[START]
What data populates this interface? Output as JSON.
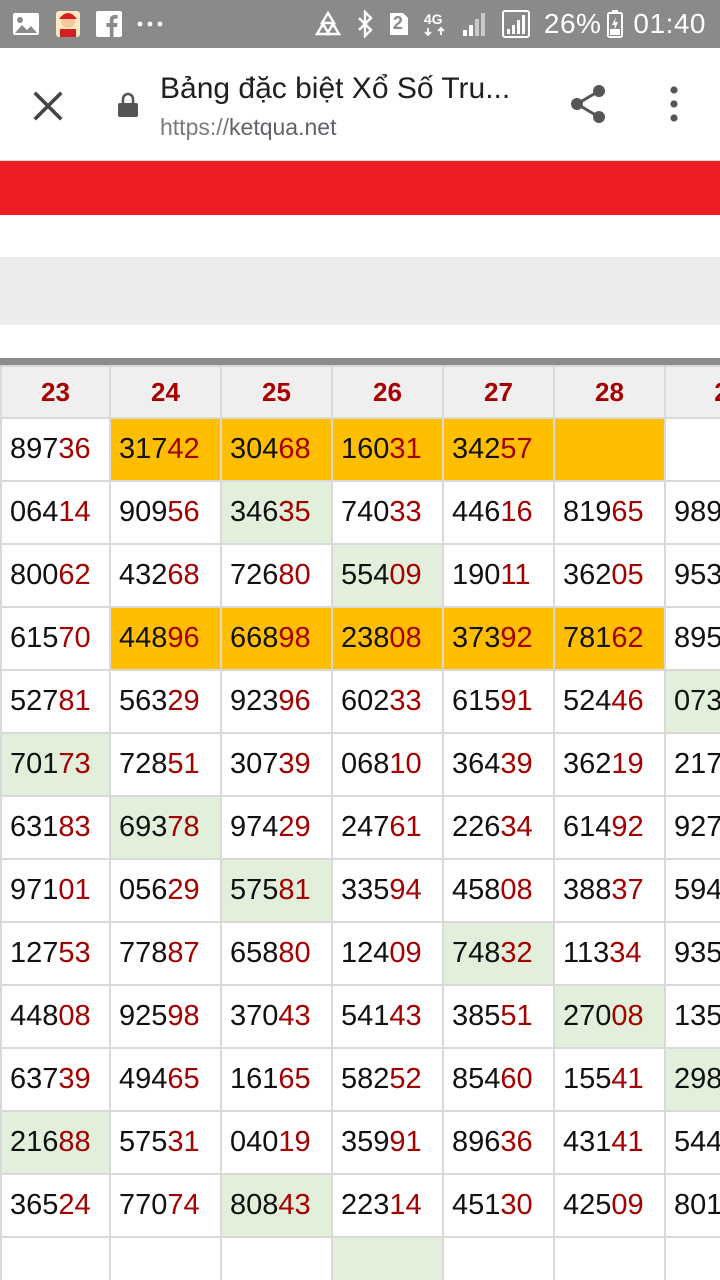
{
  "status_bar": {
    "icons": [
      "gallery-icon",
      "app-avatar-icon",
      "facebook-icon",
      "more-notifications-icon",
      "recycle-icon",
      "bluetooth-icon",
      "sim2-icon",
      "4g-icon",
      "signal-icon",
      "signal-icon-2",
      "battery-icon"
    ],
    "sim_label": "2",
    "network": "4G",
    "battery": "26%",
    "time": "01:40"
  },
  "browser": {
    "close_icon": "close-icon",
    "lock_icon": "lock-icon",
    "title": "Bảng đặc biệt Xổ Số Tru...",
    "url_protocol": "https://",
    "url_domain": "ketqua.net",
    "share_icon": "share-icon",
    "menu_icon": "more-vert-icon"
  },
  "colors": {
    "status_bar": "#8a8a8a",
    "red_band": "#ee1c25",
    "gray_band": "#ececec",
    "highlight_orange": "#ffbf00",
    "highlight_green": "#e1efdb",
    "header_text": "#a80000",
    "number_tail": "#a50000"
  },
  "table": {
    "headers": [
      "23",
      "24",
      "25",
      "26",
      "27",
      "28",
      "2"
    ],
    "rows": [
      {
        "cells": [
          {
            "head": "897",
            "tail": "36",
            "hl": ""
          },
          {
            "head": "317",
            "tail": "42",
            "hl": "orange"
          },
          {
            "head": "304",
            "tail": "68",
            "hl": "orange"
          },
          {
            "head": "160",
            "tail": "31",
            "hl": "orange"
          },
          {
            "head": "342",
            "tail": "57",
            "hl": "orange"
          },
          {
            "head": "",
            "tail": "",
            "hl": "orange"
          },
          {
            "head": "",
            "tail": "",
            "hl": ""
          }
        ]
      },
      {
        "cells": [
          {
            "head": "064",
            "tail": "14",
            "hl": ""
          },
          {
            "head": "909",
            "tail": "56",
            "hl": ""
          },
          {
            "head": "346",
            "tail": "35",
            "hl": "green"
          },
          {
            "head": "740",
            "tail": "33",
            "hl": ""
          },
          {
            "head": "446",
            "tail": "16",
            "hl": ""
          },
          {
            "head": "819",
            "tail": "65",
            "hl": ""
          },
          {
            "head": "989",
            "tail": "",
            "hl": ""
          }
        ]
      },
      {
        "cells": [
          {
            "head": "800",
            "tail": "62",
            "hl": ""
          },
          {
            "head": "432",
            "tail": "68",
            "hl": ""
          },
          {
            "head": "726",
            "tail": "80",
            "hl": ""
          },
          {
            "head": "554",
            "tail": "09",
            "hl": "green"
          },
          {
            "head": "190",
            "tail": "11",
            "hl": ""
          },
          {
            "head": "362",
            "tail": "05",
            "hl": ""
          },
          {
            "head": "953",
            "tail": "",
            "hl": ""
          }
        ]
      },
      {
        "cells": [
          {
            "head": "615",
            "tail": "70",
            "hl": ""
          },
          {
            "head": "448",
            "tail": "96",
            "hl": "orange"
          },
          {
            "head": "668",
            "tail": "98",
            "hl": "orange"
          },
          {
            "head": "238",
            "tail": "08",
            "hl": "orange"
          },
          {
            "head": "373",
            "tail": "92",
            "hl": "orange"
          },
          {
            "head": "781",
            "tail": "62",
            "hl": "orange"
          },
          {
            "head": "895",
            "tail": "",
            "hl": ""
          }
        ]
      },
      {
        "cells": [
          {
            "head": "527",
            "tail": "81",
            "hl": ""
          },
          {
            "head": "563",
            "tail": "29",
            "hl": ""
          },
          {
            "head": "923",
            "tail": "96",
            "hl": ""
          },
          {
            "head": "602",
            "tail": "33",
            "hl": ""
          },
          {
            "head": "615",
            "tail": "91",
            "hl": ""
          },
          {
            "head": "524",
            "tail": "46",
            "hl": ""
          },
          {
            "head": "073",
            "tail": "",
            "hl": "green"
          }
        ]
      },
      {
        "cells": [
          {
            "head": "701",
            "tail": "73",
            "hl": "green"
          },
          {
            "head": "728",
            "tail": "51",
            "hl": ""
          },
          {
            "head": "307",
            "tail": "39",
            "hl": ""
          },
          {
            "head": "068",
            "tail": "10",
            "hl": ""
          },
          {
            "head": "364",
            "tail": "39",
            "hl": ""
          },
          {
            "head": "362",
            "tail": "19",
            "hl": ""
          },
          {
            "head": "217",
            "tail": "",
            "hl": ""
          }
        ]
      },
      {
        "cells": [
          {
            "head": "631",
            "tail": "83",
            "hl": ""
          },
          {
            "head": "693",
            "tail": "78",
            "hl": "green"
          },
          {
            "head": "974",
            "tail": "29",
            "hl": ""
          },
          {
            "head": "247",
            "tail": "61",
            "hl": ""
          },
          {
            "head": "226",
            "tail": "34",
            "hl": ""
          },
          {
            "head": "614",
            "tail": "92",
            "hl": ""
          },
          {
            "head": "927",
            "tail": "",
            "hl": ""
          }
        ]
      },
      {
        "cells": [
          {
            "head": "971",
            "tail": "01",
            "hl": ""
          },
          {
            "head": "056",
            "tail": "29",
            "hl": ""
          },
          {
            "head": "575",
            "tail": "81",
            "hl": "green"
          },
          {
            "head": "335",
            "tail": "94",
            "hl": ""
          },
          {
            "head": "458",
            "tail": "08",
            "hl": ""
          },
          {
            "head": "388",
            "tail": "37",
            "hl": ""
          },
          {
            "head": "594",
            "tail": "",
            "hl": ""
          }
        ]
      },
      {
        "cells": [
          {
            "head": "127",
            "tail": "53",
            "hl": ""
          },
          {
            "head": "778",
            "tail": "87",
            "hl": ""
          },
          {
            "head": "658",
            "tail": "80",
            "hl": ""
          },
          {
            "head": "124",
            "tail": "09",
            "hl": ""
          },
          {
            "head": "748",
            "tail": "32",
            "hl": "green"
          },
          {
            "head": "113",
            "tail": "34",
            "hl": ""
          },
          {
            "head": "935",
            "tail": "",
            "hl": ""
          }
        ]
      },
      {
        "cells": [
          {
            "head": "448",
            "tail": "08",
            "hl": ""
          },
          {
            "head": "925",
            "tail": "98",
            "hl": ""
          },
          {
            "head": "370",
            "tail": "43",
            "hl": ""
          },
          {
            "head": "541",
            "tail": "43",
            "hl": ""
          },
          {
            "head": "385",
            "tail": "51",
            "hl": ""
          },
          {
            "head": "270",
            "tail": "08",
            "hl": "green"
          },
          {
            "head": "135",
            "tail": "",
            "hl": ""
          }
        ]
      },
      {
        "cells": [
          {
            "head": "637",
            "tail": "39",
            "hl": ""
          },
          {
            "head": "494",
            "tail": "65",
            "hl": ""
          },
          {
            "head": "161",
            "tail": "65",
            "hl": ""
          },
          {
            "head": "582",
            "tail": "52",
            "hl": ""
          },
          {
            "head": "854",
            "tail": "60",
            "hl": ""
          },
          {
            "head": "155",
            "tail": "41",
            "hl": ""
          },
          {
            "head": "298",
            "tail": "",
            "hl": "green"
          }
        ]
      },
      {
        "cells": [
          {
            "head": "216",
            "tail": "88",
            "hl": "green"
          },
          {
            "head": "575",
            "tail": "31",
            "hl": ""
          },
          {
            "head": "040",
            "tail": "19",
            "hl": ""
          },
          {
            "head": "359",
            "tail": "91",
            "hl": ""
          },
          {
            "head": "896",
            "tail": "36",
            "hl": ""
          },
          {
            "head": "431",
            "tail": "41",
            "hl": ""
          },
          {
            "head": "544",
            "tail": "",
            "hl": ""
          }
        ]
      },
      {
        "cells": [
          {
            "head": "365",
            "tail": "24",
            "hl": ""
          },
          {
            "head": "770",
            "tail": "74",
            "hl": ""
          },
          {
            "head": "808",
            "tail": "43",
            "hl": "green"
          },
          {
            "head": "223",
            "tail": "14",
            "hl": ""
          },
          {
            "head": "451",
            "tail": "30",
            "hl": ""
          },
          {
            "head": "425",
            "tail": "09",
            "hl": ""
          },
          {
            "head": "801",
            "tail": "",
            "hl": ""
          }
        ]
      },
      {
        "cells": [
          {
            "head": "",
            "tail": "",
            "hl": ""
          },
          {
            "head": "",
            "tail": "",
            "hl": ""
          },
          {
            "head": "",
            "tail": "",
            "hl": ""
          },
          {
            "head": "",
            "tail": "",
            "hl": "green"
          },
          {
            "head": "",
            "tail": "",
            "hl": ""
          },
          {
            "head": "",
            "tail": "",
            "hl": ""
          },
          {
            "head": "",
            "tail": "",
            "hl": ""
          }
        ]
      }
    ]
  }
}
[END]
Return every line from the records above that holds the word "more".

## [RESULT OF THE TASK]
      "more-notifications-icon",
    "menu_icon": "more-vert-icon"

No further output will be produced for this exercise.